● **Description of the task**: Below are records to be output exactly, every one of them.
━━━ Data listing
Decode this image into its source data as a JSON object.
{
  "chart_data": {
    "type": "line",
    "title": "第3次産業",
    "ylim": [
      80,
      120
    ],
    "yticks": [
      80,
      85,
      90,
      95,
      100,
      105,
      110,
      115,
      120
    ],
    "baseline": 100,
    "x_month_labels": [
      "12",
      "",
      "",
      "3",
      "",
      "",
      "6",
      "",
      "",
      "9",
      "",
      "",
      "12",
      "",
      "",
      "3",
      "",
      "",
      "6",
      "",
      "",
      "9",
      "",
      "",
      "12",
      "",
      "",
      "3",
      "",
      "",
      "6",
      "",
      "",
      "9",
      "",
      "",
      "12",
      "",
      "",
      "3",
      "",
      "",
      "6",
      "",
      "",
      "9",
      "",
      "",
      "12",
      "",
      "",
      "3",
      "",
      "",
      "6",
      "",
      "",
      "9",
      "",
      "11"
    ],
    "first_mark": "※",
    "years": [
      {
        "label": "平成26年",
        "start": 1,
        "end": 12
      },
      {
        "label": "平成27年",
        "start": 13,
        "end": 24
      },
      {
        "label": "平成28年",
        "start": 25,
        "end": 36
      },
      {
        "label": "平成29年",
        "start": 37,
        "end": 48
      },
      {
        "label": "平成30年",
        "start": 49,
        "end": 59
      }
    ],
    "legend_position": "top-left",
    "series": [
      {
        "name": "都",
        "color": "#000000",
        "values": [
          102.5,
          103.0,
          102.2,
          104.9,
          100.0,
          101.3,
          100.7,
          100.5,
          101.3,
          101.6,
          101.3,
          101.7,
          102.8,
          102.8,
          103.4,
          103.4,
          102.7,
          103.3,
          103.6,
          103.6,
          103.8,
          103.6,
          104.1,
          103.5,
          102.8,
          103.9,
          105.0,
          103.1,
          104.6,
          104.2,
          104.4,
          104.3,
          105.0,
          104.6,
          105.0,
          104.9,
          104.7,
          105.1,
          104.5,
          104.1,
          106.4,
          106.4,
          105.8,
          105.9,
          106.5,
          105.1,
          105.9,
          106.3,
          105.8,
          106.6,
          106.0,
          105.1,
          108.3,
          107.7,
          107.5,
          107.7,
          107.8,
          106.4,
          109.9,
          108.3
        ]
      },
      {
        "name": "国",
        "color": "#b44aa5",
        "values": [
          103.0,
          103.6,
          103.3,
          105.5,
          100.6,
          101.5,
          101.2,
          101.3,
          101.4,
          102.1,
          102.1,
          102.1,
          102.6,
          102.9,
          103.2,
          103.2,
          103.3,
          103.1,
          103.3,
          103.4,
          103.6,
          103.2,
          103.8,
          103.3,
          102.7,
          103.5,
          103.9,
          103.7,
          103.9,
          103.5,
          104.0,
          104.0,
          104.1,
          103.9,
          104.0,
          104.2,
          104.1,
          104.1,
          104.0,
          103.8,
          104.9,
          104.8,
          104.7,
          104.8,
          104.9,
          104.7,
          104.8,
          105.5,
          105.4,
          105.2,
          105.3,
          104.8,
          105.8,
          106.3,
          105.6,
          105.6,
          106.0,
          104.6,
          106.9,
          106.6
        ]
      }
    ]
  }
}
━━━━━━
● **Finished task**:
Decode this image into its source data as a JSON object.
{
  "chart_data": {
    "type": "line",
    "title": "第3次産業",
    "ylim": [
      80,
      120
    ],
    "yticks": [
      80,
      85,
      90,
      95,
      100,
      105,
      110,
      115,
      120
    ],
    "baseline": 100,
    "x_month_labels": [
      "12",
      "",
      "",
      "3",
      "",
      "",
      "6",
      "",
      "",
      "9",
      "",
      "",
      "12",
      "",
      "",
      "3",
      "",
      "",
      "6",
      "",
      "",
      "9",
      "",
      "",
      "12",
      "",
      "",
      "3",
      "",
      "",
      "6",
      "",
      "",
      "9",
      "",
      "",
      "12",
      "",
      "",
      "3",
      "",
      "",
      "6",
      "",
      "",
      "9",
      "",
      "",
      "12",
      "",
      "",
      "3",
      "",
      "",
      "6",
      "",
      "",
      "9",
      "",
      "11"
    ],
    "first_mark": "※",
    "years": [
      {
        "label": "平成26年",
        "start": 1,
        "end": 12
      },
      {
        "label": "平成27年",
        "start": 13,
        "end": 24
      },
      {
        "label": "平成28年",
        "start": 25,
        "end": 36
      },
      {
        "label": "平成29年",
        "start": 37,
        "end": 48
      },
      {
        "label": "平成30年",
        "start": 49,
        "end": 59
      }
    ],
    "legend_position": "top-left",
    "series": [
      {
        "name": "都",
        "color": "#000000",
        "values": [
          102.5,
          103.0,
          102.2,
          104.9,
          100.0,
          101.3,
          100.7,
          100.5,
          101.3,
          101.6,
          101.3,
          101.7,
          102.8,
          102.8,
          103.4,
          103.4,
          102.7,
          103.3,
          103.6,
          103.6,
          103.8,
          103.6,
          104.1,
          103.5,
          102.8,
          103.9,
          105.0,
          103.1,
          104.6,
          104.2,
          104.4,
          104.3,
          105.0,
          104.6,
          105.0,
          104.9,
          104.7,
          105.1,
          104.5,
          104.1,
          106.4,
          106.4,
          105.8,
          105.9,
          106.5,
          105.1,
          105.9,
          106.3,
          105.8,
          106.6,
          106.0,
          105.1,
          108.3,
          107.7,
          107.5,
          107.7,
          107.8,
          106.4,
          109.9,
          108.3
        ]
      },
      {
        "name": "国",
        "color": "#b44aa5",
        "values": [
          103.0,
          103.6,
          103.3,
          105.5,
          100.6,
          101.5,
          101.2,
          101.3,
          101.4,
          102.1,
          102.1,
          102.1,
          102.6,
          102.9,
          103.2,
          103.2,
          103.3,
          103.1,
          103.3,
          103.4,
          103.6,
          103.2,
          103.8,
          103.3,
          102.7,
          103.5,
          103.9,
          103.7,
          103.9,
          103.5,
          104.0,
          104.0,
          104.1,
          103.9,
          104.0,
          104.2,
          104.1,
          104.1,
          104.0,
          103.8,
          104.9,
          104.8,
          104.7,
          104.8,
          104.9,
          104.7,
          104.8,
          105.5,
          105.4,
          105.2,
          105.3,
          104.8,
          105.8,
          106.3,
          105.6,
          105.6,
          106.0,
          104.6,
          106.9,
          106.6
        ]
      }
    ]
  }
}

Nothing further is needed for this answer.